*EXERCISE INPUTS*.
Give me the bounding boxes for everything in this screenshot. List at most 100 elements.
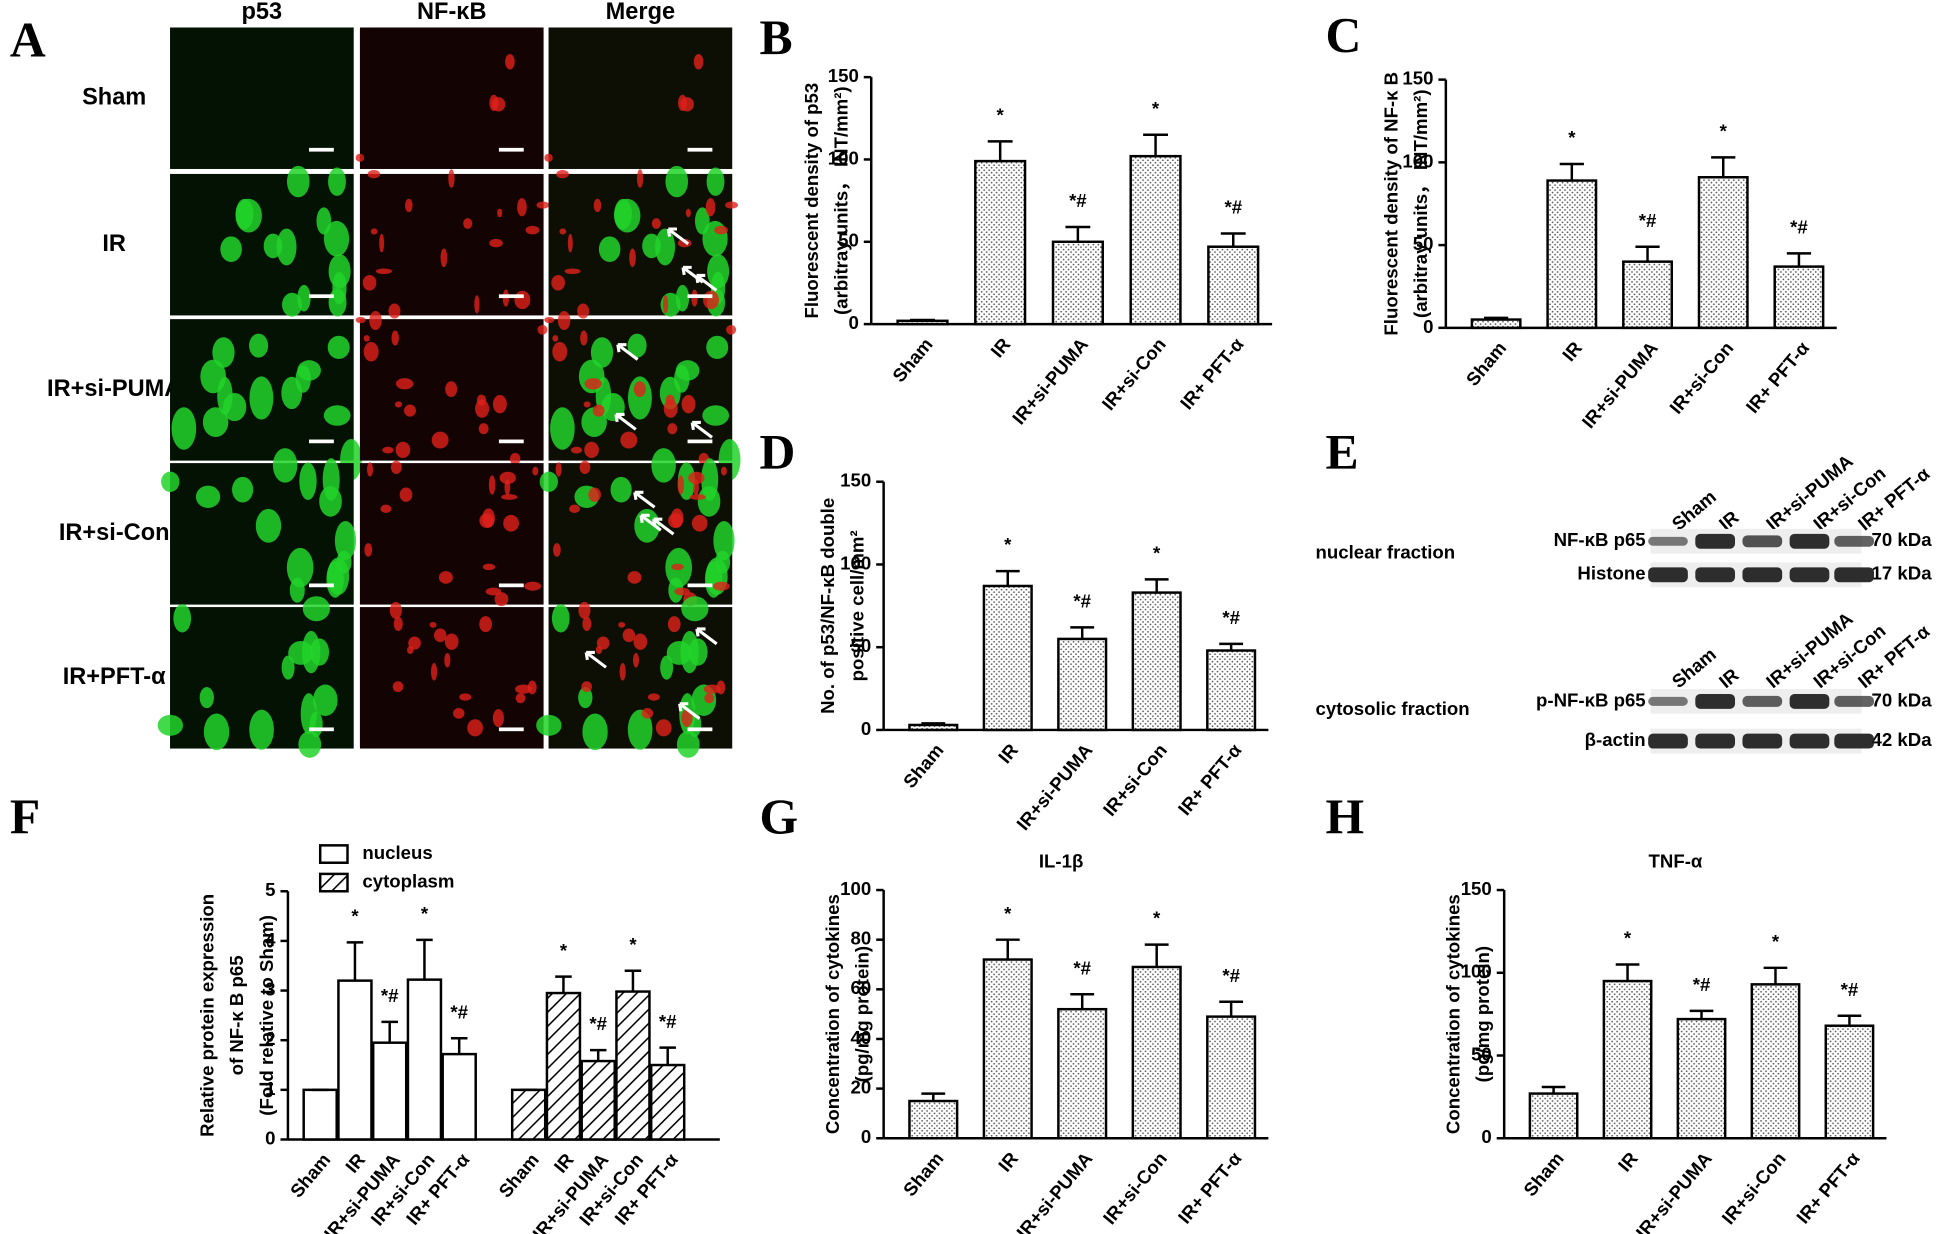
red-cell [681,709,693,728]
x-tick-label: IR+ PFT-α [1174,739,1246,819]
band-label: p-NF-κB p65 [1536,689,1646,710]
red-cell [559,228,567,235]
scale-bar [498,147,524,152]
green-cell [249,376,274,420]
red-cell [532,466,539,476]
green-cell [309,638,330,666]
red-cell [440,248,448,268]
red-cell [691,514,708,532]
green-cell [614,198,632,230]
error-bar [1143,133,1168,157]
bar [982,958,1033,1140]
red-cell [362,274,377,291]
bar [1057,1007,1108,1140]
annotation: * [1004,534,1012,555]
scale-bar [498,727,524,732]
bar [615,990,651,1141]
scale-bar [687,439,713,444]
x-tick-label: IR+si-PUMA [1012,740,1096,835]
scale-bar [309,583,334,588]
x-tick-label: IR+si-PUMA [1012,1148,1096,1234]
green-cell [297,360,321,381]
red-cell [504,479,511,496]
red-cell [564,268,581,275]
error-bar [1635,245,1660,262]
arrow [633,490,656,509]
green-cell [610,476,632,503]
red-cell [580,330,588,346]
bar [649,1063,686,1141]
red-cell [712,581,730,591]
red-cell [366,462,374,477]
error-bar [1220,232,1246,247]
annotation: *# [659,1011,677,1032]
red-cell [688,471,705,485]
red-cell [584,378,602,390]
scale-bar [498,583,524,588]
band [1834,695,1875,707]
bar [1528,1092,1579,1140]
green-cell [288,641,314,665]
arrow [614,412,637,431]
green-cell [322,458,340,501]
red-cell [693,479,699,496]
bar [1697,176,1749,330]
red-cell [355,153,365,162]
annotation: * [1624,928,1632,949]
green-cell [323,220,350,257]
column-header: NF-κB [417,0,486,24]
band [1789,733,1830,749]
column-header: p53 [242,0,283,24]
error-bar [1219,1000,1244,1017]
red-cell [583,401,591,408]
red-cell [671,563,684,571]
red-cell [662,295,669,314]
green-cell [660,655,674,680]
micrograph-bg [359,463,544,605]
red-cell [622,628,636,643]
red-cell [651,218,661,229]
error-bar [1065,225,1091,242]
green-cell [299,462,317,501]
micrograph [157,596,354,758]
red-cell [367,169,381,179]
micrograph-bg [170,173,354,316]
bar [1057,637,1108,732]
green-cell [281,655,295,680]
red-cell [492,395,507,414]
green-cell [651,448,676,483]
band [1695,693,1736,709]
arrow [690,420,713,439]
error-bar [1070,993,1095,1010]
red-cell [551,274,565,291]
bar [302,1088,338,1141]
red-cell [475,399,490,418]
green-cell [666,641,692,665]
red-cell [524,581,542,591]
green-cell [655,228,676,266]
x-tick-label: IR+si-Con [1718,1148,1790,1228]
micrograph [539,448,735,607]
error-bar [450,1036,468,1055]
red-cell [430,663,438,681]
red-cell [390,460,402,474]
bar [1676,1017,1727,1140]
error-bar [1559,162,1584,181]
red-cell [567,233,573,253]
red-cell [620,431,638,449]
annotation: *# [1693,974,1711,995]
green-cell [681,596,709,622]
red-cell [429,621,437,628]
micrograph-bg [548,27,733,169]
annotation: * [560,940,568,961]
arrow [616,343,639,361]
arrow [681,265,704,284]
red-cell [636,169,644,188]
error-bar [1541,1085,1566,1094]
red-cell [392,681,404,693]
green-cell [289,577,305,603]
error-bar [1837,1014,1862,1026]
error-bar [346,941,364,981]
green-cell [249,333,269,358]
band [1695,733,1736,749]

*WHAT YOU WILL DO*.
Rewrite the lines between the one holding "red-cell [681,709,693,728]" and the one holding "green-cell [610,476,632,503]", inclusive, changing every "scale-bar" to "scale bar" and leaving everything else as it is.

*WORKED ANSWER*.
red-cell [681,709,693,728]
x-tick-label: IR+ PFT-α [1174,739,1246,819]
band-label: p-NF-κB p65 [1536,689,1646,710]
red-cell [559,228,567,235]
scale bar [498,147,524,152]
green-cell [249,376,274,420]
red-cell [532,466,539,476]
green-cell [309,638,330,666]
red-cell [440,248,448,268]
red-cell [691,514,708,532]
green-cell [614,198,632,230]
error-bar [1143,133,1168,157]
bar [982,958,1033,1140]
red-cell [362,274,377,291]
bar [1057,1007,1108,1140]
annotation: * [1004,534,1012,555]
scale bar [498,727,524,732]
bar [615,990,651,1141]
scale bar [687,439,713,444]
x-tick-label: IR+si-PUMA [1012,740,1096,835]
scale bar [309,583,334,588]
x-tick-label: IR+si-PUMA [1012,1148,1096,1234]
green-cell [297,360,321,381]
red-cell [504,479,511,496]
red-cell [564,268,581,275]
error-bar [1635,245,1660,262]
arrow [633,490,656,509]
green-cell [610,476,632,503]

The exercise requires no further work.